## What is being asked
Identify each line holding the string "neljännes" and copy it.
* * *
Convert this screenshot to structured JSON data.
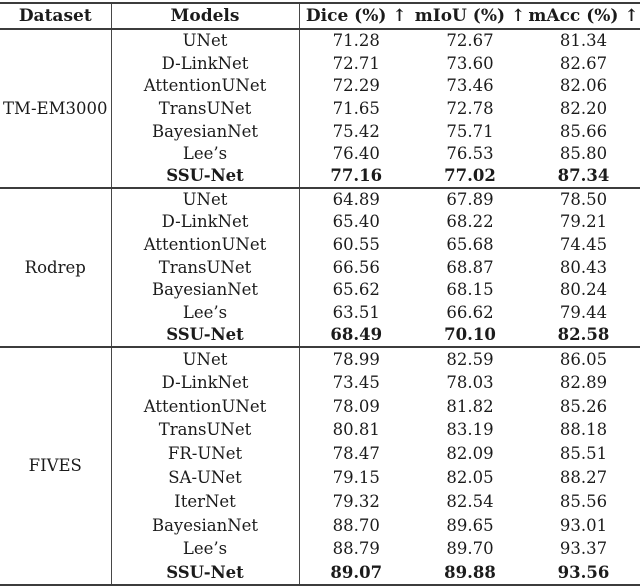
{
  "table": {
    "columns": [
      "Dataset",
      "Models",
      "Dice (%) ↑",
      "mIoU (%) ↑",
      "mAcc (%) ↑"
    ],
    "groups": [
      {
        "dataset": "TM-EM3000",
        "rows": [
          {
            "model": "UNet",
            "dice": "71.28",
            "miou": "72.67",
            "macc": "81.34",
            "bold": false
          },
          {
            "model": "D-LinkNet",
            "dice": "72.71",
            "miou": "73.60",
            "macc": "82.67",
            "bold": false
          },
          {
            "model": "AttentionUNet",
            "dice": "72.29",
            "miou": "73.46",
            "macc": "82.06",
            "bold": false
          },
          {
            "model": "TransUNet",
            "dice": "71.65",
            "miou": "72.78",
            "macc": "82.20",
            "bold": false
          },
          {
            "model": "BayesianNet",
            "dice": "75.42",
            "miou": "75.71",
            "macc": "85.66",
            "bold": false
          },
          {
            "model": "Lee’s",
            "dice": "76.40",
            "miou": "76.53",
            "macc": "85.80",
            "bold": false
          },
          {
            "model": "SSU-Net",
            "dice": "77.16",
            "miou": "77.02",
            "macc": "87.34",
            "bold": true
          }
        ]
      },
      {
        "dataset": "Rodrep",
        "rows": [
          {
            "model": "UNet",
            "dice": "64.89",
            "miou": "67.89",
            "macc": "78.50",
            "bold": false
          },
          {
            "model": "D-LinkNet",
            "dice": "65.40",
            "miou": "68.22",
            "macc": "79.21",
            "bold": false
          },
          {
            "model": "AttentionUNet",
            "dice": "60.55",
            "miou": "65.68",
            "macc": "74.45",
            "bold": false
          },
          {
            "model": "TransUNet",
            "dice": "66.56",
            "miou": "68.87",
            "macc": "80.43",
            "bold": false
          },
          {
            "model": "BayesianNet",
            "dice": "65.62",
            "miou": "68.15",
            "macc": "80.24",
            "bold": false
          },
          {
            "model": "Lee’s",
            "dice": "63.51",
            "miou": "66.62",
            "macc": "79.44",
            "bold": false
          },
          {
            "model": "SSU-Net",
            "dice": "68.49",
            "miou": "70.10",
            "macc": "82.58",
            "bold": true
          }
        ]
      },
      {
        "dataset": "FIVES",
        "rows": [
          {
            "model": "UNet",
            "dice": "78.99",
            "miou": "82.59",
            "macc": "86.05",
            "bold": false
          },
          {
            "model": "D-LinkNet",
            "dice": "73.45",
            "miou": "78.03",
            "macc": "82.89",
            "bold": false
          },
          {
            "model": "AttentionUNet",
            "dice": "78.09",
            "miou": "81.82",
            "macc": "85.26",
            "bold": false
          },
          {
            "model": "TransUNet",
            "dice": "80.81",
            "miou": "83.19",
            "macc": "88.18",
            "bold": false
          },
          {
            "model": "FR-UNet",
            "dice": "78.47",
            "miou": "82.09",
            "macc": "85.51",
            "bold": false
          },
          {
            "model": "SA-UNet",
            "dice": "79.15",
            "miou": "82.05",
            "macc": "88.27",
            "bold": false
          },
          {
            "model": "IterNet",
            "dice": "79.32",
            "miou": "82.54",
            "macc": "85.56",
            "bold": false
          },
          {
            "model": "BayesianNet",
            "dice": "88.70",
            "miou": "89.65",
            "macc": "93.01",
            "bold": false
          },
          {
            "model": "Lee’s",
            "dice": "88.79",
            "miou": "89.70",
            "macc": "93.37",
            "bold": false
          },
          {
            "model": "SSU-Net",
            "dice": "89.07",
            "miou": "89.88",
            "macc": "93.56",
            "bold": true
          }
        ]
      }
    ]
  }
}
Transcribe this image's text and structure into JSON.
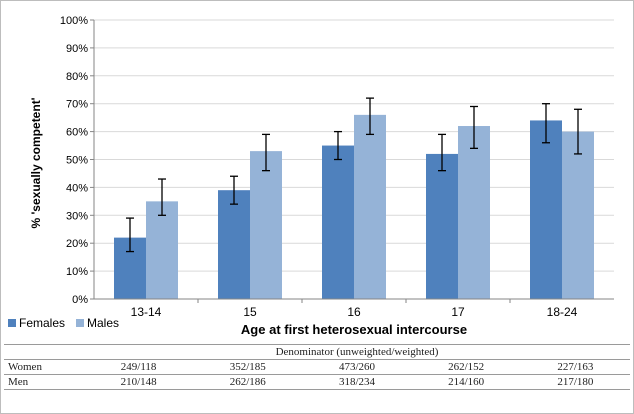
{
  "chart_data": {
    "type": "bar",
    "ylabel": "% 'sexually competent'",
    "xlabel": "Age at first heterosexual intercourse",
    "categories": [
      "13-14",
      "15",
      "16",
      "17",
      "18-24"
    ],
    "yticks": [
      "0%",
      "10%",
      "20%",
      "30%",
      "40%",
      "50%",
      "60%",
      "70%",
      "80%",
      "90%",
      "100%"
    ],
    "ylim": [
      0,
      100
    ],
    "legend_position": "bottom-left",
    "series": [
      {
        "name": "Females",
        "color": "#4f81bd",
        "values": [
          22,
          39,
          55,
          52,
          64
        ],
        "err_low": [
          17,
          34,
          50,
          46,
          56
        ],
        "err_high": [
          29,
          44,
          60,
          59,
          70
        ]
      },
      {
        "name": "Males",
        "color": "#95b3d7",
        "values": [
          35,
          53,
          66,
          62,
          60
        ],
        "err_low": [
          30,
          46,
          59,
          54,
          52
        ],
        "err_high": [
          43,
          59,
          72,
          69,
          68
        ]
      }
    ]
  },
  "table": {
    "header": "Denominator (unweighted/weighted)",
    "rows": [
      {
        "label": "Women",
        "values": [
          "249/118",
          "352/185",
          "473/260",
          "262/152",
          "227/163"
        ]
      },
      {
        "label": "Men",
        "values": [
          "210/148",
          "262/186",
          "318/234",
          "214/160",
          "217/180"
        ]
      }
    ]
  }
}
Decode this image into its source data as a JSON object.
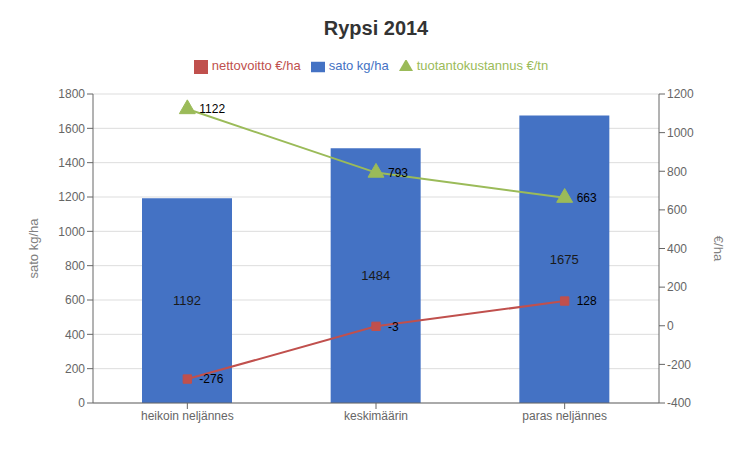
{
  "chart_data": {
    "type": "bar",
    "title": "Rypsi 2014",
    "categories": [
      "heikoin neljännes",
      "keskimäärin",
      "paras neljännes"
    ],
    "series": [
      {
        "name": "sato kg/ha",
        "type": "bar",
        "color": "#4472C4",
        "values": [
          1192,
          1484,
          1675
        ]
      },
      {
        "name": "nettovoitto €/ha",
        "type": "line",
        "color": "#C0504D",
        "marker": "square",
        "axis": "y2",
        "values": [
          -276,
          -3,
          128
        ]
      },
      {
        "name": "tuotantokustannus €/tn",
        "type": "line",
        "color": "#9BBB59",
        "marker": "triangle",
        "axis": "y2",
        "values": [
          1122,
          793,
          663
        ]
      }
    ],
    "ylabel": "sato kg/ha",
    "y2label": "€/ha",
    "ylim": [
      0,
      1800
    ],
    "yticks": [
      0,
      200,
      400,
      600,
      800,
      1000,
      1200,
      1400,
      1600,
      1800
    ],
    "y2lim": [
      -400,
      1200
    ],
    "y2ticks": [
      -400,
      -200,
      0,
      200,
      400,
      600,
      800,
      1000,
      1200
    ],
    "grid": true,
    "data_labels": true,
    "legend": "top"
  }
}
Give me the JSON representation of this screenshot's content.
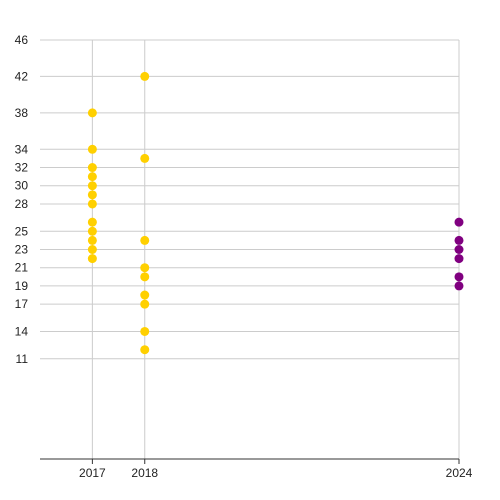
{
  "chart_data": {
    "type": "scatter",
    "title": "",
    "xlabel": "",
    "ylabel": "",
    "x_ticks": [
      2017,
      2018,
      2024
    ],
    "y_ticks": [
      11,
      14,
      17,
      19,
      21,
      23,
      25,
      28,
      30,
      32,
      34,
      38,
      42,
      46
    ],
    "xlim": [
      2016,
      2024
    ],
    "ylim": [
      0,
      46
    ],
    "grid": true,
    "legend": "none",
    "series": [
      {
        "color": "#FFD000",
        "points": [
          {
            "x": 2017,
            "y": 38
          },
          {
            "x": 2017,
            "y": 34
          },
          {
            "x": 2017,
            "y": 32
          },
          {
            "x": 2017,
            "y": 31
          },
          {
            "x": 2017,
            "y": 30
          },
          {
            "x": 2017,
            "y": 29
          },
          {
            "x": 2017,
            "y": 28
          },
          {
            "x": 2017,
            "y": 26
          },
          {
            "x": 2017,
            "y": 25
          },
          {
            "x": 2017,
            "y": 24
          },
          {
            "x": 2017,
            "y": 23
          },
          {
            "x": 2017,
            "y": 22
          },
          {
            "x": 2018,
            "y": 42
          },
          {
            "x": 2018,
            "y": 33
          },
          {
            "x": 2018,
            "y": 24
          },
          {
            "x": 2018,
            "y": 21
          },
          {
            "x": 2018,
            "y": 20
          },
          {
            "x": 2018,
            "y": 18
          },
          {
            "x": 2018,
            "y": 17
          },
          {
            "x": 2018,
            "y": 14
          },
          {
            "x": 2018,
            "y": 12
          }
        ]
      },
      {
        "color": "#800080",
        "points": [
          {
            "x": 2024,
            "y": 26
          },
          {
            "x": 2024,
            "y": 24
          },
          {
            "x": 2024,
            "y": 23
          },
          {
            "x": 2024,
            "y": 22
          },
          {
            "x": 2024,
            "y": 20
          },
          {
            "x": 2024,
            "y": 19
          }
        ]
      }
    ]
  }
}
* * *
## Final answer
      "heikoin neljännes",
      "paras neljännes"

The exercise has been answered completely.